== Task description ==
Omit the pictures and return every entry exactly as written.

Dataset records on visual material
==================================================
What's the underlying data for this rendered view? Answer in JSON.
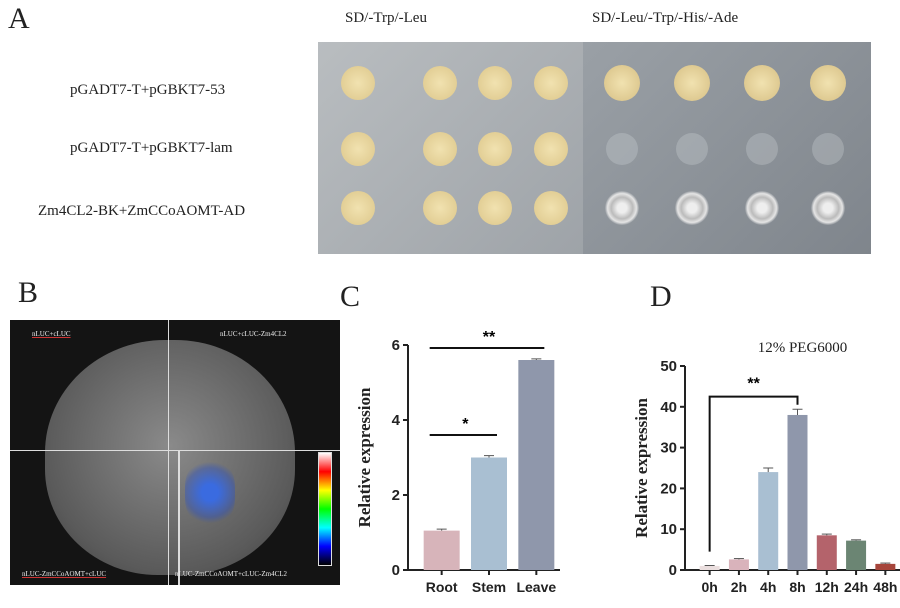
{
  "panels": {
    "a": "A",
    "b": "B",
    "c": "C",
    "d": "D"
  },
  "panel_a": {
    "columns": [
      "SD/-Trp/-Leu",
      "SD/-Leu/-Trp/-His/-Ade"
    ],
    "rows": [
      "pGADT7-T+pGBKT7-53",
      "pGADT7-T+pGBKT7-lam",
      "Zm4CL2-BK+ZmCCoAOMT-AD"
    ]
  },
  "panel_b": {
    "quadrants": [
      "nLUC+cLUC",
      "nLUC+cLUC-Zm4CL2",
      "nLUC-ZmCCoAOMT+cLUC",
      "nLUC-ZmCCoAOMT+cLUC-Zm4CL2"
    ]
  },
  "chart_data": [
    {
      "type": "bar",
      "categories": [
        "Root",
        "Stem",
        "Leave"
      ],
      "values": [
        1.05,
        3.0,
        5.6
      ],
      "errors": [
        0.04,
        0.05,
        0.03
      ],
      "colors": [
        "#d7b4ba",
        "#a9bfd2",
        "#8f97ab"
      ],
      "title": "",
      "xlabel": "",
      "ylabel": "Relative expression",
      "ylim": [
        0,
        6
      ],
      "yticks": [
        0,
        2,
        4,
        6
      ],
      "significance": [
        {
          "from": "Root",
          "to": "Stem",
          "label": "*"
        },
        {
          "from": "Root",
          "to": "Leave",
          "label": "**"
        }
      ]
    },
    {
      "type": "bar",
      "categories": [
        "0h",
        "2h",
        "4h",
        "8h",
        "12h",
        "24h",
        "48h"
      ],
      "values": [
        1,
        2.6,
        24,
        38,
        8.5,
        7.2,
        1.5
      ],
      "errors": [
        0.1,
        0.2,
        1,
        1.4,
        0.3,
        0.2,
        0.2
      ],
      "colors": [
        "#eadede",
        "#d9b3bb",
        "#a9bfd2",
        "#8f97ab",
        "#b4636b",
        "#6b8573",
        "#a6453b"
      ],
      "title": "12% PEG6000",
      "xlabel": "",
      "ylabel": "Relative expression",
      "ylim": [
        0,
        50
      ],
      "yticks": [
        0,
        10,
        20,
        30,
        40,
        50
      ],
      "significance": [
        {
          "from": "0h",
          "to": "8h",
          "label": "**"
        }
      ]
    }
  ]
}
==================================================
== Task solution ==
What's the underlying data for this rendered view? Answer in JSON.
{
  "panels": {
    "a": "A",
    "b": "B",
    "c": "C",
    "d": "D"
  },
  "panel_a": {
    "columns": [
      "SD/-Trp/-Leu",
      "SD/-Leu/-Trp/-His/-Ade"
    ],
    "rows": [
      "pGADT7-T+pGBKT7-53",
      "pGADT7-T+pGBKT7-lam",
      "Zm4CL2-BK+ZmCCoAOMT-AD"
    ]
  },
  "panel_b": {
    "quadrants": [
      "nLUC+cLUC",
      "nLUC+cLUC-Zm4CL2",
      "nLUC-ZmCCoAOMT+cLUC",
      "nLUC-ZmCCoAOMT+cLUC-Zm4CL2"
    ]
  },
  "chart_data": [
    {
      "type": "bar",
      "categories": [
        "Root",
        "Stem",
        "Leave"
      ],
      "values": [
        1.05,
        3.0,
        5.6
      ],
      "errors": [
        0.04,
        0.05,
        0.03
      ],
      "colors": [
        "#d7b4ba",
        "#a9bfd2",
        "#8f97ab"
      ],
      "title": "",
      "xlabel": "",
      "ylabel": "Relative expression",
      "ylim": [
        0,
        6
      ],
      "yticks": [
        0,
        2,
        4,
        6
      ],
      "significance": [
        {
          "from": "Root",
          "to": "Stem",
          "label": "*"
        },
        {
          "from": "Root",
          "to": "Leave",
          "label": "**"
        }
      ]
    },
    {
      "type": "bar",
      "categories": [
        "0h",
        "2h",
        "4h",
        "8h",
        "12h",
        "24h",
        "48h"
      ],
      "values": [
        1,
        2.6,
        24,
        38,
        8.5,
        7.2,
        1.5
      ],
      "errors": [
        0.1,
        0.2,
        1,
        1.4,
        0.3,
        0.2,
        0.2
      ],
      "colors": [
        "#eadede",
        "#d9b3bb",
        "#a9bfd2",
        "#8f97ab",
        "#b4636b",
        "#6b8573",
        "#a6453b"
      ],
      "title": "12% PEG6000",
      "xlabel": "",
      "ylabel": "Relative expression",
      "ylim": [
        0,
        50
      ],
      "yticks": [
        0,
        10,
        20,
        30,
        40,
        50
      ],
      "significance": [
        {
          "from": "0h",
          "to": "8h",
          "label": "**"
        }
      ]
    }
  ]
}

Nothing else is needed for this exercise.